▸ Task instructions
With the line containing "Enumerate this chart's" as the first line and the last line of the records as the final one, reproduce that range exactly.

▸ Task inputs

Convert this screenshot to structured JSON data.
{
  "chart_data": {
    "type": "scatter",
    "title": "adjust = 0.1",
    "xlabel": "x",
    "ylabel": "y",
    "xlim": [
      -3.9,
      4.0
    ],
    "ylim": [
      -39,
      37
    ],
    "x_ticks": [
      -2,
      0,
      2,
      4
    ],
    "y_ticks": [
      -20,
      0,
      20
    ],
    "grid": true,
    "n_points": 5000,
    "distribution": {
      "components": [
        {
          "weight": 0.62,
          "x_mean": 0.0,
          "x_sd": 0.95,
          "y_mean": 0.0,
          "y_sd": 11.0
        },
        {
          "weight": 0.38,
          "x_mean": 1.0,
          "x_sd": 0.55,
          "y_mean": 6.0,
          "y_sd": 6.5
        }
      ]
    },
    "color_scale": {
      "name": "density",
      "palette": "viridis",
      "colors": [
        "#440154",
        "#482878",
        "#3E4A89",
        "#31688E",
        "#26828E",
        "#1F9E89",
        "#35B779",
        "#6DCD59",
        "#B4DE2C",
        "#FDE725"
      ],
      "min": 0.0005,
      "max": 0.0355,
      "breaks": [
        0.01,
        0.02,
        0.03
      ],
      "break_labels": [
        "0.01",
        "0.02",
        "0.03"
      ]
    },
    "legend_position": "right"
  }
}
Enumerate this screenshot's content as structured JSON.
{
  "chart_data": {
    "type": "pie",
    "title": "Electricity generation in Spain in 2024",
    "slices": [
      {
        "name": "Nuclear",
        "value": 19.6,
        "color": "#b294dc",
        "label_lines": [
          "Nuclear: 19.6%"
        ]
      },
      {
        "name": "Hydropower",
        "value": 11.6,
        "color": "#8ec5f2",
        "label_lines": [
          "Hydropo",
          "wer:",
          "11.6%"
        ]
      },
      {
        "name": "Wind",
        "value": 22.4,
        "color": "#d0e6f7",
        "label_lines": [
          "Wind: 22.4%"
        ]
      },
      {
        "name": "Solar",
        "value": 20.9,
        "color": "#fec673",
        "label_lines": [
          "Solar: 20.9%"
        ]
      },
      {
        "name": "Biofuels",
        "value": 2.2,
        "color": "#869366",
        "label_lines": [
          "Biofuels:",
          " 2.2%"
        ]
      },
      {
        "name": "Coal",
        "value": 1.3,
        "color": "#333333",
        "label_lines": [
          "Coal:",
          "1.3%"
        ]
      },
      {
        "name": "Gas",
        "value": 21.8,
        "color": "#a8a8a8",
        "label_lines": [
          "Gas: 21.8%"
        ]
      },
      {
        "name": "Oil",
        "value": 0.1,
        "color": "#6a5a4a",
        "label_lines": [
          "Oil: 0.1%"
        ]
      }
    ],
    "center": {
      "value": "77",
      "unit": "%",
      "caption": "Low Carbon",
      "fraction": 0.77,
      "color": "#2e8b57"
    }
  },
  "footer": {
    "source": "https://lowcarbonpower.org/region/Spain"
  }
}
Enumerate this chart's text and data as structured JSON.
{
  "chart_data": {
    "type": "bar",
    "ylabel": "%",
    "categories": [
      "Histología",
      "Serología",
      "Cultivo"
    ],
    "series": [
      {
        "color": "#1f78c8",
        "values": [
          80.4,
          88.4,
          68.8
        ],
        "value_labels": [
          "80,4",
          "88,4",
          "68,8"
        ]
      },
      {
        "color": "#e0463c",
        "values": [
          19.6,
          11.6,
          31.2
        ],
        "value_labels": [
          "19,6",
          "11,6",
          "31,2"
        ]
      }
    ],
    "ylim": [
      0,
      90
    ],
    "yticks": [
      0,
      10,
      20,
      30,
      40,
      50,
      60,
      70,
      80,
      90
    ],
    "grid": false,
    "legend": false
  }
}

▸ Completed exercise
Enumerate this chart's text and data as structured JSON.
{
  "chart_data": {
    "type": "bar",
    "ylabel": "%",
    "categories": [
      "Histología",
      "Serología",
      "Cultivo"
    ],
    "series": [
      {
        "color": "#1f78c8",
        "values": [
          80.4,
          88.4,
          68.8
        ],
        "value_labels": [
          "80,4",
          "88,4",
          "68,8"
        ]
      },
      {
        "color": "#e0463c",
        "values": [
          19.6,
          11.6,
          31.2
        ],
        "value_labels": [
          "19,6",
          "11,6",
          "31,2"
        ]
      }
    ],
    "ylim": [
      0,
      90
    ],
    "yticks": [
      0,
      10,
      20,
      30,
      40,
      50,
      60,
      70,
      80,
      90
    ],
    "grid": false,
    "legend": false
  }
}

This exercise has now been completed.